* [DESCRIPTION OF THE TASK] Look at the entries below and reproduce them exactly.

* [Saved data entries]
+===+

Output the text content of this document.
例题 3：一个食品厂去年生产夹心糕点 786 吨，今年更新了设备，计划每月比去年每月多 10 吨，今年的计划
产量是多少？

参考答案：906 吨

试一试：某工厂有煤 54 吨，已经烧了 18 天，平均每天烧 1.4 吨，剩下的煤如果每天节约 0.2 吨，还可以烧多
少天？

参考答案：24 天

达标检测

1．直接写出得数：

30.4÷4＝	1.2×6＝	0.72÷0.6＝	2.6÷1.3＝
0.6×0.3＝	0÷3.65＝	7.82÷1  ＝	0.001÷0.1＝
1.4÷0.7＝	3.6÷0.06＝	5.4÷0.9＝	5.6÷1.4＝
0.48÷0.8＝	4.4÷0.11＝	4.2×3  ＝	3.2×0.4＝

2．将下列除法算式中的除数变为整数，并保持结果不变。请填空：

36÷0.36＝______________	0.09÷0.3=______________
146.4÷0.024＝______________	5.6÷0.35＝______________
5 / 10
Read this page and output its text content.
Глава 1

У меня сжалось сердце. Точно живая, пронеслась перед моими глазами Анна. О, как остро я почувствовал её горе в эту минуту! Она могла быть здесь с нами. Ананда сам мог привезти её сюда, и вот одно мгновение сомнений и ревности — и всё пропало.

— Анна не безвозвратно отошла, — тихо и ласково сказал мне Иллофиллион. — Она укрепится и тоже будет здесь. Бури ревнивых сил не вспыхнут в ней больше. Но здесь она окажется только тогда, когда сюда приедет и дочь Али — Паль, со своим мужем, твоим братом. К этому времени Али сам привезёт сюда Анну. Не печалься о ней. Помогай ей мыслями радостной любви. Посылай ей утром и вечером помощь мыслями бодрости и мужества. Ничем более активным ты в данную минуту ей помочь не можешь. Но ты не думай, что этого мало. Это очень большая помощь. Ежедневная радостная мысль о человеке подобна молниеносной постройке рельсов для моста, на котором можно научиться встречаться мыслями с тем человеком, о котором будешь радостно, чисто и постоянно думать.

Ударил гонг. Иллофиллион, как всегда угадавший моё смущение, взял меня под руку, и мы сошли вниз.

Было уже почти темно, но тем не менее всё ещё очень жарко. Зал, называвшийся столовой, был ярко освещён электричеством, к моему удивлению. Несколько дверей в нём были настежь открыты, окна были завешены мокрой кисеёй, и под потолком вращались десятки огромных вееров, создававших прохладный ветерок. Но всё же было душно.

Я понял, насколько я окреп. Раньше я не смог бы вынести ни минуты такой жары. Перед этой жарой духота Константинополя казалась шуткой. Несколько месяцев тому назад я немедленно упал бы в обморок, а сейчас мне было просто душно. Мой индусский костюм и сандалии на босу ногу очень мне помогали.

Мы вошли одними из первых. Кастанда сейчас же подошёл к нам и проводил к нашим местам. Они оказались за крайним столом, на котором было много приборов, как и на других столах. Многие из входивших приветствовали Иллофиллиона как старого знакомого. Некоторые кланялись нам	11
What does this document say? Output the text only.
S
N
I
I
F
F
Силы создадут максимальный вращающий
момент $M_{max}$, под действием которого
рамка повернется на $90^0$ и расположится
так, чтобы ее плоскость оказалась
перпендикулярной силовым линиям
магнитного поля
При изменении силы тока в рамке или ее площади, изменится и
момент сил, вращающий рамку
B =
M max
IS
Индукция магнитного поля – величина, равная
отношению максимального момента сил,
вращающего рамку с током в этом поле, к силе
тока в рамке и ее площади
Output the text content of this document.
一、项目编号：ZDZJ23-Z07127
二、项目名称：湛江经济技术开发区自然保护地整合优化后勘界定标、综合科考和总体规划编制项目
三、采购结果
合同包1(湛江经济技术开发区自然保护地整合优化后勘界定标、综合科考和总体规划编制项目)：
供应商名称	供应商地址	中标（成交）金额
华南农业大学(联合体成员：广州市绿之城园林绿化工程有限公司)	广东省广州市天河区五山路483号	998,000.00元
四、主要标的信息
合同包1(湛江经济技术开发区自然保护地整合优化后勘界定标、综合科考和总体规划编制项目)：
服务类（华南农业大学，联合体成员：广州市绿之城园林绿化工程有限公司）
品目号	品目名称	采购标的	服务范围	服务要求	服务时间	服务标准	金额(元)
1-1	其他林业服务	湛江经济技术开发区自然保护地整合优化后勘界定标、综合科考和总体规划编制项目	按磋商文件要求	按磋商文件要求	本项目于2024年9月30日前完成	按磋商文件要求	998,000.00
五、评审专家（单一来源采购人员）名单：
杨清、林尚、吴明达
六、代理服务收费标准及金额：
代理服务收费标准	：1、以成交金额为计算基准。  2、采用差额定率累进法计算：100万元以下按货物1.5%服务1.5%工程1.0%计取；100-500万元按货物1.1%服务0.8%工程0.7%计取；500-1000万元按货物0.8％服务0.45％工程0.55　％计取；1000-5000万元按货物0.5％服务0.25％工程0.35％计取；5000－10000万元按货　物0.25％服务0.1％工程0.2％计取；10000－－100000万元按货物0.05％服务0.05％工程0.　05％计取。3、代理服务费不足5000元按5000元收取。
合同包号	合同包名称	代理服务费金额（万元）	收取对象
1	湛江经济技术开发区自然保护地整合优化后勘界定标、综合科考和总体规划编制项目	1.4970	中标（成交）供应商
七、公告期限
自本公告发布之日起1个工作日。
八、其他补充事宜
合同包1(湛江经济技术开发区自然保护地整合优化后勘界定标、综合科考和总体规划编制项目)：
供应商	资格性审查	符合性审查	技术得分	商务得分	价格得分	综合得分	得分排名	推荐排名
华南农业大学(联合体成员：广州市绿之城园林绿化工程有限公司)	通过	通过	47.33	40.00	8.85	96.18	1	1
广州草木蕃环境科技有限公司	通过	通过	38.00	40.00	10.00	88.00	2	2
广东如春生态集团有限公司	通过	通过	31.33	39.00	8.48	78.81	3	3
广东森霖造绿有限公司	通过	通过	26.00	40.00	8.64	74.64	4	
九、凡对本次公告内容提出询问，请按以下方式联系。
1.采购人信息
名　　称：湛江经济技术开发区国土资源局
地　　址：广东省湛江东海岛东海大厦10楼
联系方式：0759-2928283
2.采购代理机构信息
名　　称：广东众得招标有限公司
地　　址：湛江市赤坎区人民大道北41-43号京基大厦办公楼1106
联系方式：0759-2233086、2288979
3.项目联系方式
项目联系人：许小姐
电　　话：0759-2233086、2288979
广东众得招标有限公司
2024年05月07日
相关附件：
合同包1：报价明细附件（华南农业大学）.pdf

+===+

* [ANSWER TO THIS TASK]
Output the text content of this document.
例题 3：一个食品厂去年生产夹心糕点 786 吨，今年更新了设备，计划每月比去年每月多 10 吨，今年的计划
产量是多少？

参考答案：906 吨

试一试：某工厂有煤 54 吨，已经烧了 18 天，平均每天烧 1.4 吨，剩下的煤如果每天节约 0.2 吨，还可以烧多
少天？

参考答案：24 天

达标检测

1．直接写出得数：

30.4÷4＝	1.2×6＝	0.72÷0.6＝	2.6÷1.3＝
0.6×0.3＝	0÷3.65＝	7.82÷1  ＝	0.001÷0.1＝
1.4÷0.7＝	3.6÷0.06＝	5.4÷0.9＝	5.6÷1.4＝
0.48÷0.8＝	4.4÷0.11＝	4.2×3  ＝	3.2×0.4＝

2．将下列除法算式中的除数变为整数，并保持结果不变。请填空：

36÷0.36＝______________	0.09÷0.3=______________
146.4÷0.024＝______________	5.6÷0.35＝______________
5 / 10
Read this page and output its text content.
Глава 1

У меня сжалось сердце. Точно живая, пронеслась перед моими глазами Анна. О, как остро я почувствовал её горе в эту минуту! Она могла быть здесь с нами. Ананда сам мог привезти её сюда, и вот одно мгновение сомнений и ревности — и всё пропало.

— Анна не безвозвратно отошла, — тихо и ласково сказал мне Иллофиллион. — Она укрепится и тоже будет здесь. Бури ревнивых сил не вспыхнут в ней больше. Но здесь она окажется только тогда, когда сюда приедет и дочь Али — Паль, со своим мужем, твоим братом. К этому времени Али сам привезёт сюда Анну. Не печалься о ней. Помогай ей мыслями радостной любви. Посылай ей утром и вечером помощь мыслями бодрости и мужества. Ничем более активным ты в данную минуту ей помочь не можешь. Но ты не думай, что этого мало. Это очень большая помощь. Ежедневная радостная мысль о человеке подобна молниеносной постройке рельсов для моста, на котором можно научиться встречаться мыслями с тем человеком, о котором будешь радостно, чисто и постоянно думать.

Ударил гонг. Иллофиллион, как всегда угадавший моё смущение, взял меня под руку, и мы сошли вниз.

Было уже почти темно, но тем не менее всё ещё очень жарко. Зал, называвшийся столовой, был ярко освещён электричеством, к моему удивлению. Несколько дверей в нём были настежь открыты, окна были завешены мокрой кисеёй, и под потолком вращались десятки огромных вееров, создававших прохладный ветерок. Но всё же было душно.

Я понял, насколько я окреп. Раньше я не смог бы вынести ни минуты такой жары. Перед этой жарой духота Константинополя казалась шуткой. Несколько месяцев тому назад я немедленно упал бы в обморок, а сейчас мне было просто душно. Мой индусский костюм и сандалии на босу ногу очень мне помогали.

Мы вошли одними из первых. Кастанда сейчас же подошёл к нам и проводил к нашим местам. Они оказались за крайним столом, на котором было много приборов, как и на других столах. Многие из входивших приветствовали Иллофиллиона как старого знакомого. Некоторые кланялись нам	11
What does this document say? Output the text only.
S
N
I
I
F
F
Силы создадут максимальный вращающий
момент $M_{max}$, под действием которого
рамка повернется на $90^0$ и расположится
так, чтобы ее плоскость оказалась
перпендикулярной силовым линиям
магнитного поля
При изменении силы тока в рамке или ее площади, изменится и
момент сил, вращающий рамку
B =
M max
IS
Индукция магнитного поля – величина, равная
отношению максимального момента сил,
вращающего рамку с током в этом поле, к силе
тока в рамке и ее площади
Output the text content of this document.
一、项目编号：ZDZJ23-Z07127
二、项目名称：湛江经济技术开发区自然保护地整合优化后勘界定标、综合科考和总体规划编制项目
三、采购结果
合同包1(湛江经济技术开发区自然保护地整合优化后勘界定标、综合科考和总体规划编制项目)：
供应商名称	供应商地址	中标（成交）金额
华南农业大学(联合体成员：广州市绿之城园林绿化工程有限公司)	广东省广州市天河区五山路483号	998,000.00元
四、主要标的信息
合同包1(湛江经济技术开发区自然保护地整合优化后勘界定标、综合科考和总体规划编制项目)：
服务类（华南农业大学，联合体成员：广州市绿之城园林绿化工程有限公司）
品目号	品目名称	采购标的	服务范围	服务要求	服务时间	服务标准	金额(元)
1-1	其他林业服务	湛江经济技术开发区自然保护地整合优化后勘界定标、综合科考和总体规划编制项目	按磋商文件要求	按磋商文件要求	本项目于2024年9月30日前完成	按磋商文件要求	998,000.00
五、评审专家（单一来源采购人员）名单：
杨清、林尚、吴明达
六、代理服务收费标准及金额：
代理服务收费标准	：1、以成交金额为计算基准。  2、采用差额定率累进法计算：100万元以下按货物1.5%服务1.5%工程1.0%计取；100-500万元按货物1.1%服务0.8%工程0.7%计取；500-1000万元按货物0.8％服务0.45％工程0.55　％计取；1000-5000万元按货物0.5％服务0.25％工程0.35％计取；5000－10000万元按货　物0.25％服务0.1％工程0.2％计取；10000－－100000万元按货物0.05％服务0.05％工程0.　05％计取。3、代理服务费不足5000元按5000元收取。
合同包号	合同包名称	代理服务费金额（万元）	收取对象
1	湛江经济技术开发区自然保护地整合优化后勘界定标、综合科考和总体规划编制项目	1.4970	中标（成交）供应商
七、公告期限
自本公告发布之日起1个工作日。
八、其他补充事宜
合同包1(湛江经济技术开发区自然保护地整合优化后勘界定标、综合科考和总体规划编制项目)：
供应商	资格性审查	符合性审查	技术得分	商务得分	价格得分	综合得分	得分排名	推荐排名
华南农业大学(联合体成员：广州市绿之城园林绿化工程有限公司)	通过	通过	47.33	40.00	8.85	96.18	1	1
广州草木蕃环境科技有限公司	通过	通过	38.00	40.00	10.00	88.00	2	2
广东如春生态集团有限公司	通过	通过	31.33	39.00	8.48	78.81	3	3
广东森霖造绿有限公司	通过	通过	26.00	40.00	8.64	74.64	4	
九、凡对本次公告内容提出询问，请按以下方式联系。
1.采购人信息
名　　称：湛江经济技术开发区国土资源局
地　　址：广东省湛江东海岛东海大厦10楼
联系方式：0759-2928283
2.采购代理机构信息
名　　称：广东众得招标有限公司
地　　址：湛江市赤坎区人民大道北41-43号京基大厦办公楼1106
联系方式：0759-2233086、2288979
3.项目联系方式
项目联系人：许小姐
电　　话：0759-2233086、2288979
广东众得招标有限公司
2024年05月07日
相关附件：
合同包1：报价明细附件（华南农业大学）.pdf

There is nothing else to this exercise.